All entries should be output exactly as they stand.

=== Available data ===

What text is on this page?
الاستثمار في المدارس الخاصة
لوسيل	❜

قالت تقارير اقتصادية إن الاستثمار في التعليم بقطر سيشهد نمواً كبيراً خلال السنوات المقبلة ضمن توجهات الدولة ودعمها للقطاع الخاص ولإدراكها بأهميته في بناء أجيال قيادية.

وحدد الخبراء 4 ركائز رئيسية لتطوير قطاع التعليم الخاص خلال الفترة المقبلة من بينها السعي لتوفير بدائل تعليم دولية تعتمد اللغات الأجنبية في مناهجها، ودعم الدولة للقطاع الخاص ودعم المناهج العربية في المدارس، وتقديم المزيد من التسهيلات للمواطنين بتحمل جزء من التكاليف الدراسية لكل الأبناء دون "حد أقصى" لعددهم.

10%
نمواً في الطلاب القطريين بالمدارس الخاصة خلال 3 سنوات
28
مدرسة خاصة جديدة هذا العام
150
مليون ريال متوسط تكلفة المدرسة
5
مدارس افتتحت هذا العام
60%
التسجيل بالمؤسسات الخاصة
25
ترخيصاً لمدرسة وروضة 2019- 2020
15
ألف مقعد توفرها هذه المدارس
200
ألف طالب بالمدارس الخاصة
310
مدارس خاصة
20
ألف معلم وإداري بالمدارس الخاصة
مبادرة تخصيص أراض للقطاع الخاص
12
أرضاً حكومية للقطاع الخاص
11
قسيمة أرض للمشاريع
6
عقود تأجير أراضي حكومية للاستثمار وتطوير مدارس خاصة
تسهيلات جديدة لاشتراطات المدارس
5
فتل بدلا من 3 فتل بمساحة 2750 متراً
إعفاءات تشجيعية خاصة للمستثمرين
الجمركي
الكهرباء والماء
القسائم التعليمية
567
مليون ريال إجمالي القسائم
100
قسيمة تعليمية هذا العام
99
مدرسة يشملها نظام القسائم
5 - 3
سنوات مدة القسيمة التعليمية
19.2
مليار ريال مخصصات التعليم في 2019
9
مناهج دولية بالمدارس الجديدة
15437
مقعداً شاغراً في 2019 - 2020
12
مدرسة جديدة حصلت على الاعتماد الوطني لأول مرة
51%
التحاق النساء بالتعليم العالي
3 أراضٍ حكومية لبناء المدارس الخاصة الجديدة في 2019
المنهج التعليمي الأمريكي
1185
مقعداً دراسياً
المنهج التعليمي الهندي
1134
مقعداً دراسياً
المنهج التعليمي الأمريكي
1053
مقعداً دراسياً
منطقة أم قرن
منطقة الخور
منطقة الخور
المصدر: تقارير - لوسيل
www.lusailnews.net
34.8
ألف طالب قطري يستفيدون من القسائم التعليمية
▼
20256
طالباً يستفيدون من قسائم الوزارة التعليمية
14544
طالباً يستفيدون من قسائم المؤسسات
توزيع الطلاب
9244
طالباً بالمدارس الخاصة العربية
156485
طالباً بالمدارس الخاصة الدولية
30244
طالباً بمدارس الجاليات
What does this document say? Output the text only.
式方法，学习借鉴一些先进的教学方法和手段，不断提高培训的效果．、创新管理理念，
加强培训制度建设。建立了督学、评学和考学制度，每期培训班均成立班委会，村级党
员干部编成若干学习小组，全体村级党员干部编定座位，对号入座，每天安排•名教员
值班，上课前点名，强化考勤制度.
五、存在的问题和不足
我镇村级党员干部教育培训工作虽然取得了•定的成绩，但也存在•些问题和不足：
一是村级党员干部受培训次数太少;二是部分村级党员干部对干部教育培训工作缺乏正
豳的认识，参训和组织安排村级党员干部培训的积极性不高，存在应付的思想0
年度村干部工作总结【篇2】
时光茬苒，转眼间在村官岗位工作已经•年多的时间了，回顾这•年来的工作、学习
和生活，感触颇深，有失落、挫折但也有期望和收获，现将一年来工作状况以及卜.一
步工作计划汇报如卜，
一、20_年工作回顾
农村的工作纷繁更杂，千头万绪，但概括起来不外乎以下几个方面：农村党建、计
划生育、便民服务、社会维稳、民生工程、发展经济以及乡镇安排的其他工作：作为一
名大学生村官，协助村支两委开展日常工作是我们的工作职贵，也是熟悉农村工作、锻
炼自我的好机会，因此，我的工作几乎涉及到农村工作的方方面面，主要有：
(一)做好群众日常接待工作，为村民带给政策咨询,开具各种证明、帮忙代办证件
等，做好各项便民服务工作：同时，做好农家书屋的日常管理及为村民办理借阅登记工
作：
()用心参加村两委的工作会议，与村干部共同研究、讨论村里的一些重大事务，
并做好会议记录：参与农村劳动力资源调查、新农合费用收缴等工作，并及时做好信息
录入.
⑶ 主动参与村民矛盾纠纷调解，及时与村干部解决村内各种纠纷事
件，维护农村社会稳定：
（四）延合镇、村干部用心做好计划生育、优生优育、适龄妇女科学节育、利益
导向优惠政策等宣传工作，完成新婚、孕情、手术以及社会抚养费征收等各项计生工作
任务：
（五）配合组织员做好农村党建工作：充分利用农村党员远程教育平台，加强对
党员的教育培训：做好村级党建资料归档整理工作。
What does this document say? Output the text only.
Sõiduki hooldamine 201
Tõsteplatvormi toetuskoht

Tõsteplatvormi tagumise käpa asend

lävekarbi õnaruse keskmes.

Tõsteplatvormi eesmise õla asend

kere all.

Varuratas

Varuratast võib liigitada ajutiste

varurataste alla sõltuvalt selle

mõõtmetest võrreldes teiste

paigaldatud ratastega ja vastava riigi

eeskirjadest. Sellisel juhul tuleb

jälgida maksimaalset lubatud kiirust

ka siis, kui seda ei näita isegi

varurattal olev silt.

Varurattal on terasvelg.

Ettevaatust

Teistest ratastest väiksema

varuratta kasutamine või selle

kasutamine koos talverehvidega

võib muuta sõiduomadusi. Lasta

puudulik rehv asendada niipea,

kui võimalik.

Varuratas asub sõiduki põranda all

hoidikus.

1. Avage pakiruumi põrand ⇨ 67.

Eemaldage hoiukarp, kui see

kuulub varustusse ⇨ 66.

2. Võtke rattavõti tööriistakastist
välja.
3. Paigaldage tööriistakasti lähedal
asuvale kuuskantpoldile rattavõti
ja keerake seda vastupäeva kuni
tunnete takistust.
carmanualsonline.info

===

■ **Answer to the exercise**
What text is on this page?
الاستثمار في المدارس الخاصة
لوسيل	❜

قالت تقارير اقتصادية إن الاستثمار في التعليم بقطر سيشهد نمواً كبيراً خلال السنوات المقبلة ضمن توجهات الدولة ودعمها للقطاع الخاص ولإدراكها بأهميته في بناء أجيال قيادية.

وحدد الخبراء 4 ركائز رئيسية لتطوير قطاع التعليم الخاص خلال الفترة المقبلة من بينها السعي لتوفير بدائل تعليم دولية تعتمد اللغات الأجنبية في مناهجها، ودعم الدولة للقطاع الخاص ودعم المناهج العربية في المدارس، وتقديم المزيد من التسهيلات للمواطنين بتحمل جزء من التكاليف الدراسية لكل الأبناء دون "حد أقصى" لعددهم.

10%
نمواً في الطلاب القطريين بالمدارس الخاصة خلال 3 سنوات
28
مدرسة خاصة جديدة هذا العام
150
مليون ريال متوسط تكلفة المدرسة
5
مدارس افتتحت هذا العام
60%
التسجيل بالمؤسسات الخاصة
25
ترخيصاً لمدرسة وروضة 2019- 2020
15
ألف مقعد توفرها هذه المدارس
200
ألف طالب بالمدارس الخاصة
310
مدارس خاصة
20
ألف معلم وإداري بالمدارس الخاصة
مبادرة تخصيص أراض للقطاع الخاص
12
أرضاً حكومية للقطاع الخاص
11
قسيمة أرض للمشاريع
6
عقود تأجير أراضي حكومية للاستثمار وتطوير مدارس خاصة
تسهيلات جديدة لاشتراطات المدارس
5
فتل بدلا من 3 فتل بمساحة 2750 متراً
إعفاءات تشجيعية خاصة للمستثمرين
الجمركي
الكهرباء والماء
القسائم التعليمية
567
مليون ريال إجمالي القسائم
100
قسيمة تعليمية هذا العام
99
مدرسة يشملها نظام القسائم
5 - 3
سنوات مدة القسيمة التعليمية
19.2
مليار ريال مخصصات التعليم في 2019
9
مناهج دولية بالمدارس الجديدة
15437
مقعداً شاغراً في 2019 - 2020
12
مدرسة جديدة حصلت على الاعتماد الوطني لأول مرة
51%
التحاق النساء بالتعليم العالي
3 أراضٍ حكومية لبناء المدارس الخاصة الجديدة في 2019
المنهج التعليمي الأمريكي
1185
مقعداً دراسياً
المنهج التعليمي الهندي
1134
مقعداً دراسياً
المنهج التعليمي الأمريكي
1053
مقعداً دراسياً
منطقة أم قرن
منطقة الخور
منطقة الخور
المصدر: تقارير - لوسيل
www.lusailnews.net
34.8
ألف طالب قطري يستفيدون من القسائم التعليمية
▼
20256
طالباً يستفيدون من قسائم الوزارة التعليمية
14544
طالباً يستفيدون من قسائم المؤسسات
توزيع الطلاب
9244
طالباً بالمدارس الخاصة العربية
156485
طالباً بالمدارس الخاصة الدولية
30244
طالباً بمدارس الجاليات
What does this document say? Output the text only.
式方法，学习借鉴一些先进的教学方法和手段，不断提高培训的效果．、创新管理理念，
加强培训制度建设。建立了督学、评学和考学制度，每期培训班均成立班委会，村级党
员干部编成若干学习小组，全体村级党员干部编定座位，对号入座，每天安排•名教员
值班，上课前点名，强化考勤制度.
五、存在的问题和不足
我镇村级党员干部教育培训工作虽然取得了•定的成绩，但也存在•些问题和不足：
一是村级党员干部受培训次数太少;二是部分村级党员干部对干部教育培训工作缺乏正
豳的认识，参训和组织安排村级党员干部培训的积极性不高，存在应付的思想0
年度村干部工作总结【篇2】
时光茬苒，转眼间在村官岗位工作已经•年多的时间了，回顾这•年来的工作、学习
和生活，感触颇深，有失落、挫折但也有期望和收获，现将一年来工作状况以及卜.一
步工作计划汇报如卜，
一、20_年工作回顾
农村的工作纷繁更杂，千头万绪，但概括起来不外乎以下几个方面：农村党建、计
划生育、便民服务、社会维稳、民生工程、发展经济以及乡镇安排的其他工作：作为一
名大学生村官，协助村支两委开展日常工作是我们的工作职贵，也是熟悉农村工作、锻
炼自我的好机会，因此，我的工作几乎涉及到农村工作的方方面面，主要有：
(一)做好群众日常接待工作，为村民带给政策咨询,开具各种证明、帮忙代办证件
等，做好各项便民服务工作：同时，做好农家书屋的日常管理及为村民办理借阅登记工
作：
()用心参加村两委的工作会议，与村干部共同研究、讨论村里的一些重大事务，
并做好会议记录：参与农村劳动力资源调查、新农合费用收缴等工作，并及时做好信息
录入.
⑶ 主动参与村民矛盾纠纷调解，及时与村干部解决村内各种纠纷事
件，维护农村社会稳定：
（四）延合镇、村干部用心做好计划生育、优生优育、适龄妇女科学节育、利益
导向优惠政策等宣传工作，完成新婚、孕情、手术以及社会抚养费征收等各项计生工作
任务：
（五）配合组织员做好农村党建工作：充分利用农村党员远程教育平台，加强对
党员的教育培训：做好村级党建资料归档整理工作。
What does this document say? Output the text only.
Sõiduki hooldamine 201
Tõsteplatvormi toetuskoht

Tõsteplatvormi tagumise käpa asend

lävekarbi õnaruse keskmes.

Tõsteplatvormi eesmise õla asend

kere all.

Varuratas

Varuratast võib liigitada ajutiste

varurataste alla sõltuvalt selle

mõõtmetest võrreldes teiste

paigaldatud ratastega ja vastava riigi

eeskirjadest. Sellisel juhul tuleb

jälgida maksimaalset lubatud kiirust

ka siis, kui seda ei näita isegi

varurattal olev silt.

Varurattal on terasvelg.

Ettevaatust

Teistest ratastest väiksema

varuratta kasutamine või selle

kasutamine koos talverehvidega

võib muuta sõiduomadusi. Lasta

puudulik rehv asendada niipea,

kui võimalik.

Varuratas asub sõiduki põranda all

hoidikus.

1. Avage pakiruumi põrand ⇨ 67.

Eemaldage hoiukarp, kui see

kuulub varustusse ⇨ 66.

2. Võtke rattavõti tööriistakastist
välja.
3. Paigaldage tööriistakasti lähedal
asuvale kuuskantpoldile rattavõti
ja keerake seda vastupäeva kuni
tunnete takistust.
carmanualsonline.info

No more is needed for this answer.